### Task details:
Give back every entry exactly; drop the pictures.

─── Records for this exercise

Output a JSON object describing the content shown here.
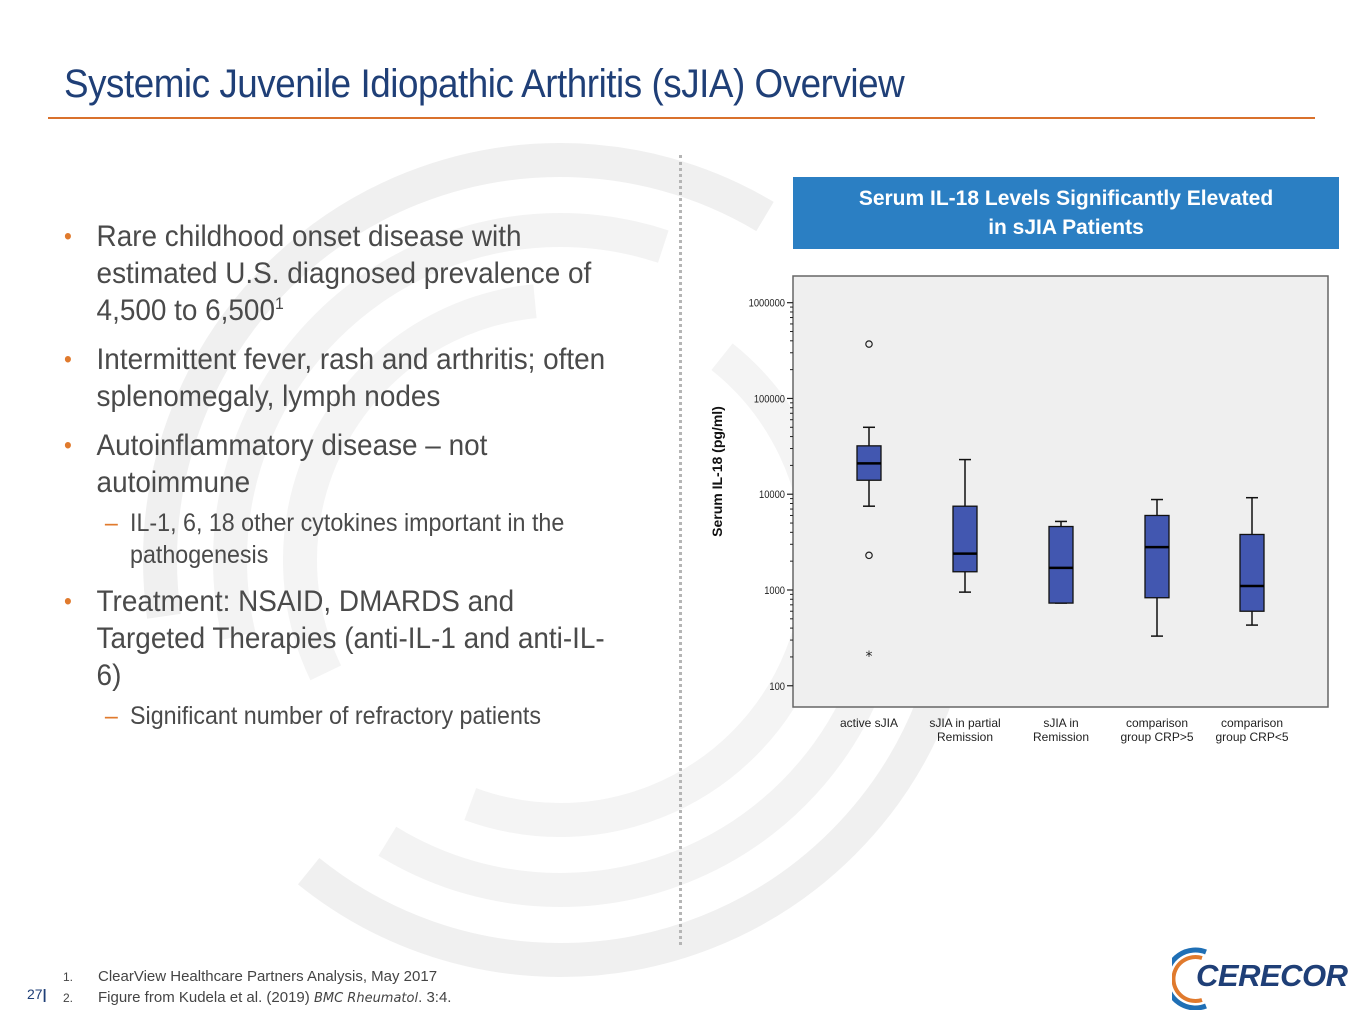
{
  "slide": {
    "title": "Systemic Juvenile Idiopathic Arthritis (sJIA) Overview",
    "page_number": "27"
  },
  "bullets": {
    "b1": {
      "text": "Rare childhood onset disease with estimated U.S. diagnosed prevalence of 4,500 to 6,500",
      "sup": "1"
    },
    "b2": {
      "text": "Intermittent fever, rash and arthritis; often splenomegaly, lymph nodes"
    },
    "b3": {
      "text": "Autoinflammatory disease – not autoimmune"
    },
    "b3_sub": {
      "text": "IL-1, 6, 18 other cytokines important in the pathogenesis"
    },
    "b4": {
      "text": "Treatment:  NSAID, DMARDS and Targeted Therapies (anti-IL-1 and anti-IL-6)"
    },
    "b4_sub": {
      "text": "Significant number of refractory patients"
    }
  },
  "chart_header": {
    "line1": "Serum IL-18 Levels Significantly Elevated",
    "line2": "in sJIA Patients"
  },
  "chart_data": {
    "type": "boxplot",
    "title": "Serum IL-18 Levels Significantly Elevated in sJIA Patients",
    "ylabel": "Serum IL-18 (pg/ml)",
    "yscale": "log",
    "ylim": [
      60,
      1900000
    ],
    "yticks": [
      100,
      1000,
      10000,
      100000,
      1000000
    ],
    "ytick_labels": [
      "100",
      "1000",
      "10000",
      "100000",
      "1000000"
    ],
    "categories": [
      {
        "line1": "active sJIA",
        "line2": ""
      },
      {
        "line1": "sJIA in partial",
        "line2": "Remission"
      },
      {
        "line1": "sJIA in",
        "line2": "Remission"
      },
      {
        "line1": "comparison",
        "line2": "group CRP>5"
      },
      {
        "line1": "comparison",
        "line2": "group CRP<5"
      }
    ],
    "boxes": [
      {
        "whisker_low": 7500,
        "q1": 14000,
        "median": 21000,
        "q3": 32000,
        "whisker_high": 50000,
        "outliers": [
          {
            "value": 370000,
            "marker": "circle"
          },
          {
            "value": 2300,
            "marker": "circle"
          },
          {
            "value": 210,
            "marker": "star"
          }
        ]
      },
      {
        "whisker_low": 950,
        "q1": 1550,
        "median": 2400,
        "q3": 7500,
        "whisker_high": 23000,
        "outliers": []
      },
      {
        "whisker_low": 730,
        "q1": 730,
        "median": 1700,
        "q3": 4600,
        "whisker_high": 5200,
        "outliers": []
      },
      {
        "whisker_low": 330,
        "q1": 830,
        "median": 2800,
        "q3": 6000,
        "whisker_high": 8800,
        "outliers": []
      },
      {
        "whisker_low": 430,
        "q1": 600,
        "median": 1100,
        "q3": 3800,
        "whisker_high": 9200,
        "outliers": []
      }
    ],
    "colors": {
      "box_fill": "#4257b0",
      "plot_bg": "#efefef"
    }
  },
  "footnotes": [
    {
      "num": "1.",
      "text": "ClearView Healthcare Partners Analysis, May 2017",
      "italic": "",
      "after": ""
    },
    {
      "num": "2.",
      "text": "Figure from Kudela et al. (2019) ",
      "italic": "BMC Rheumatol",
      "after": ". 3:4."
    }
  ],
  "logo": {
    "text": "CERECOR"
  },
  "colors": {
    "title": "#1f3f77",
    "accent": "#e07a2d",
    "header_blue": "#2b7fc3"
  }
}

──────

### Exercise solution:
Output a JSON object describing the content shown here.
{
  "slide": {
    "title": "Systemic Juvenile Idiopathic Arthritis (sJIA) Overview",
    "page_number": "27"
  },
  "bullets": {
    "b1": {
      "text": "Rare childhood onset disease with estimated U.S. diagnosed prevalence of 4,500 to 6,500",
      "sup": "1"
    },
    "b2": {
      "text": "Intermittent fever, rash and arthritis; often splenomegaly, lymph nodes"
    },
    "b3": {
      "text": "Autoinflammatory disease – not autoimmune"
    },
    "b3_sub": {
      "text": "IL-1, 6, 18 other cytokines important in the pathogenesis"
    },
    "b4": {
      "text": "Treatment:  NSAID, DMARDS and Targeted Therapies (anti-IL-1 and anti-IL-6)"
    },
    "b4_sub": {
      "text": "Significant number of refractory patients"
    }
  },
  "chart_header": {
    "line1": "Serum IL-18 Levels Significantly Elevated",
    "line2": "in sJIA Patients"
  },
  "chart_data": {
    "type": "boxplot",
    "title": "Serum IL-18 Levels Significantly Elevated in sJIA Patients",
    "ylabel": "Serum IL-18 (pg/ml)",
    "yscale": "log",
    "ylim": [
      60,
      1900000
    ],
    "yticks": [
      100,
      1000,
      10000,
      100000,
      1000000
    ],
    "ytick_labels": [
      "100",
      "1000",
      "10000",
      "100000",
      "1000000"
    ],
    "categories": [
      {
        "line1": "active sJIA",
        "line2": ""
      },
      {
        "line1": "sJIA in partial",
        "line2": "Remission"
      },
      {
        "line1": "sJIA in",
        "line2": "Remission"
      },
      {
        "line1": "comparison",
        "line2": "group CRP>5"
      },
      {
        "line1": "comparison",
        "line2": "group CRP<5"
      }
    ],
    "boxes": [
      {
        "whisker_low": 7500,
        "q1": 14000,
        "median": 21000,
        "q3": 32000,
        "whisker_high": 50000,
        "outliers": [
          {
            "value": 370000,
            "marker": "circle"
          },
          {
            "value": 2300,
            "marker": "circle"
          },
          {
            "value": 210,
            "marker": "star"
          }
        ]
      },
      {
        "whisker_low": 950,
        "q1": 1550,
        "median": 2400,
        "q3": 7500,
        "whisker_high": 23000,
        "outliers": []
      },
      {
        "whisker_low": 730,
        "q1": 730,
        "median": 1700,
        "q3": 4600,
        "whisker_high": 5200,
        "outliers": []
      },
      {
        "whisker_low": 330,
        "q1": 830,
        "median": 2800,
        "q3": 6000,
        "whisker_high": 8800,
        "outliers": []
      },
      {
        "whisker_low": 430,
        "q1": 600,
        "median": 1100,
        "q3": 3800,
        "whisker_high": 9200,
        "outliers": []
      }
    ],
    "colors": {
      "box_fill": "#4257b0",
      "plot_bg": "#efefef"
    }
  },
  "footnotes": [
    {
      "num": "1.",
      "text": "ClearView Healthcare Partners Analysis, May 2017",
      "italic": "",
      "after": ""
    },
    {
      "num": "2.",
      "text": "Figure from Kudela et al. (2019) ",
      "italic": "BMC Rheumatol",
      "after": ". 3:4."
    }
  ],
  "logo": {
    "text": "CERECOR"
  },
  "colors": {
    "title": "#1f3f77",
    "accent": "#e07a2d",
    "header_blue": "#2b7fc3"
  }
}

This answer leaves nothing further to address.